[start of AVAILABLE DATA]

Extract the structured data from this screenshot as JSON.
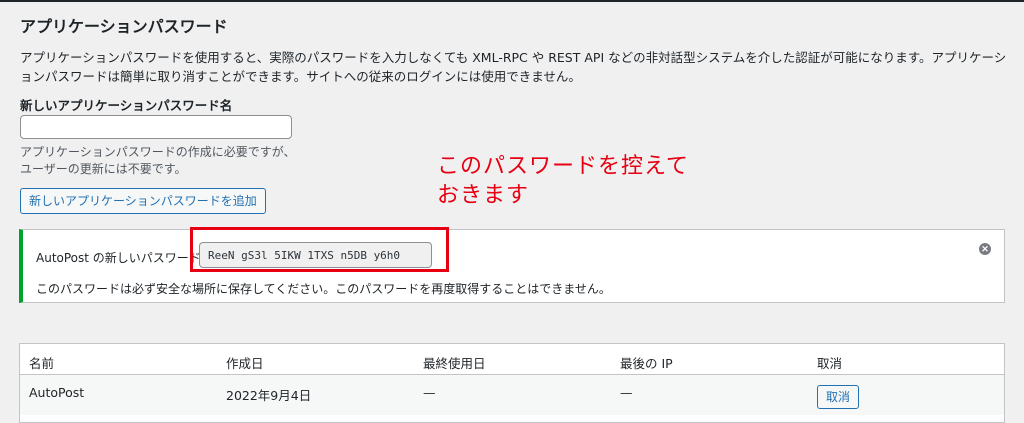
{
  "section": {
    "title": "アプリケーションパスワード",
    "description": "アプリケーションパスワードを使用すると、実際のパスワードを入力しなくても XML-RPC や REST API などの非対話型システムを介した認証が可能になります。アプリケーションパスワードは簡単に取り消すことができます。サイトへの従来のログインには使用できません。"
  },
  "new_password_form": {
    "label": "新しいアプリケーションパスワード名",
    "input_value": "",
    "help_line1": "アプリケーションパスワードの作成に必要ですが、",
    "help_line2": "ユーザーの更新には不要です。",
    "add_button_label": "新しいアプリケーションパスワードを追加"
  },
  "annotation": {
    "line1": "このパスワードを控えて",
    "line2": "おきます",
    "color": "#e60012"
  },
  "notice": {
    "label": "AutoPost の新しいパスワード:",
    "password": "ReeN gS3l 5IKW 1TXS n5DB y6h0",
    "message": "このパスワードは必ず安全な場所に保存してください。このパスワードを再度取得することはできません。",
    "dismiss_icon": "circle-x-icon",
    "accent_color": "#00a32a"
  },
  "table": {
    "headers": [
      "名前",
      "作成日",
      "最終使用日",
      "最後の IP",
      "取消"
    ],
    "rows": [
      {
        "name": "AutoPost",
        "created": "2022年9月4日",
        "last_used": "—",
        "last_ip": "—",
        "revoke_label": "取消"
      }
    ]
  }
}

[end of AVAILABLE DATA]

[EXERCISE BRIEF]: Every record above must be given again exactly; drop the pictures.

[SOLUTION FOR THIS PROBLEM]:
Extract the structured data from this screenshot as JSON.
{
  "section": {
    "title": "アプリケーションパスワード",
    "description": "アプリケーションパスワードを使用すると、実際のパスワードを入力しなくても XML-RPC や REST API などの非対話型システムを介した認証が可能になります。アプリケーションパスワードは簡単に取り消すことができます。サイトへの従来のログインには使用できません。"
  },
  "new_password_form": {
    "label": "新しいアプリケーションパスワード名",
    "input_value": "",
    "help_line1": "アプリケーションパスワードの作成に必要ですが、",
    "help_line2": "ユーザーの更新には不要です。",
    "add_button_label": "新しいアプリケーションパスワードを追加"
  },
  "annotation": {
    "line1": "このパスワードを控えて",
    "line2": "おきます",
    "color": "#e60012"
  },
  "notice": {
    "label": "AutoPost の新しいパスワード:",
    "password": "ReeN gS3l 5IKW 1TXS n5DB y6h0",
    "message": "このパスワードは必ず安全な場所に保存してください。このパスワードを再度取得することはできません。",
    "dismiss_icon": "circle-x-icon",
    "accent_color": "#00a32a"
  },
  "table": {
    "headers": [
      "名前",
      "作成日",
      "最終使用日",
      "最後の IP",
      "取消"
    ],
    "rows": [
      {
        "name": "AutoPost",
        "created": "2022年9月4日",
        "last_used": "—",
        "last_ip": "—",
        "revoke_label": "取消"
      }
    ]
  }
}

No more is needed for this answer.